■ PROBLEM STATEMENT:
All records must be quoted exactly. Omit the pictures.

■ INFORMATION SUPPLIED:

******************************

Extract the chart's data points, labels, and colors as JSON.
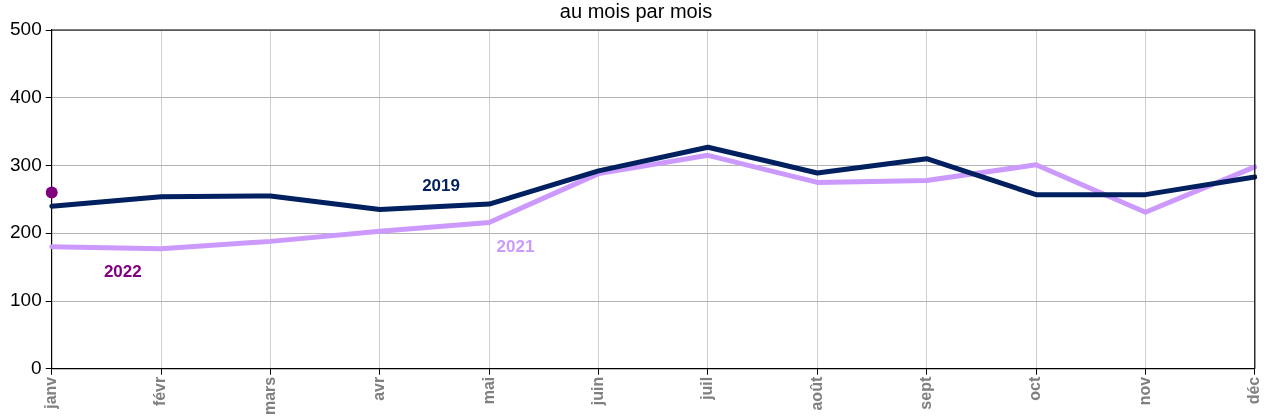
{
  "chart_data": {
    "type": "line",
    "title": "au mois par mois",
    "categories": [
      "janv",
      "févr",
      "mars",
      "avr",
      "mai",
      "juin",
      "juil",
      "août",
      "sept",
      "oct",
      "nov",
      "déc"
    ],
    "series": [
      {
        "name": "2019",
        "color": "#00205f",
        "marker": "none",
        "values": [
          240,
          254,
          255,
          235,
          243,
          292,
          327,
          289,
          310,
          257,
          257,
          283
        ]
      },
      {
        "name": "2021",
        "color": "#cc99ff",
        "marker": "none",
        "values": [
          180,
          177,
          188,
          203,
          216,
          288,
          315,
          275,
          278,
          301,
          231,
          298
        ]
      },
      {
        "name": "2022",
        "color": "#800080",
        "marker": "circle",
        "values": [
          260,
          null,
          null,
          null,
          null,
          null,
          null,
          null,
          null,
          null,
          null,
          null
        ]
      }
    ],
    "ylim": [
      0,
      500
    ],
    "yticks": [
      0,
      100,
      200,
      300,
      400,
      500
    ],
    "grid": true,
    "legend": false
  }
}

******************************

■ COMPLETED TASK:
Extract the chart's data points, labels, and colors as JSON.
{
  "chart_data": {
    "type": "line",
    "title": "au mois par mois",
    "categories": [
      "janv",
      "févr",
      "mars",
      "avr",
      "mai",
      "juin",
      "juil",
      "août",
      "sept",
      "oct",
      "nov",
      "déc"
    ],
    "series": [
      {
        "name": "2019",
        "color": "#00205f",
        "marker": "none",
        "values": [
          240,
          254,
          255,
          235,
          243,
          292,
          327,
          289,
          310,
          257,
          257,
          283
        ]
      },
      {
        "name": "2021",
        "color": "#cc99ff",
        "marker": "none",
        "values": [
          180,
          177,
          188,
          203,
          216,
          288,
          315,
          275,
          278,
          301,
          231,
          298
        ]
      },
      {
        "name": "2022",
        "color": "#800080",
        "marker": "circle",
        "values": [
          260,
          null,
          null,
          null,
          null,
          null,
          null,
          null,
          null,
          null,
          null,
          null
        ]
      }
    ],
    "ylim": [
      0,
      500
    ],
    "yticks": [
      0,
      100,
      200,
      300,
      400,
      500
    ],
    "grid": true,
    "legend": false
  }
}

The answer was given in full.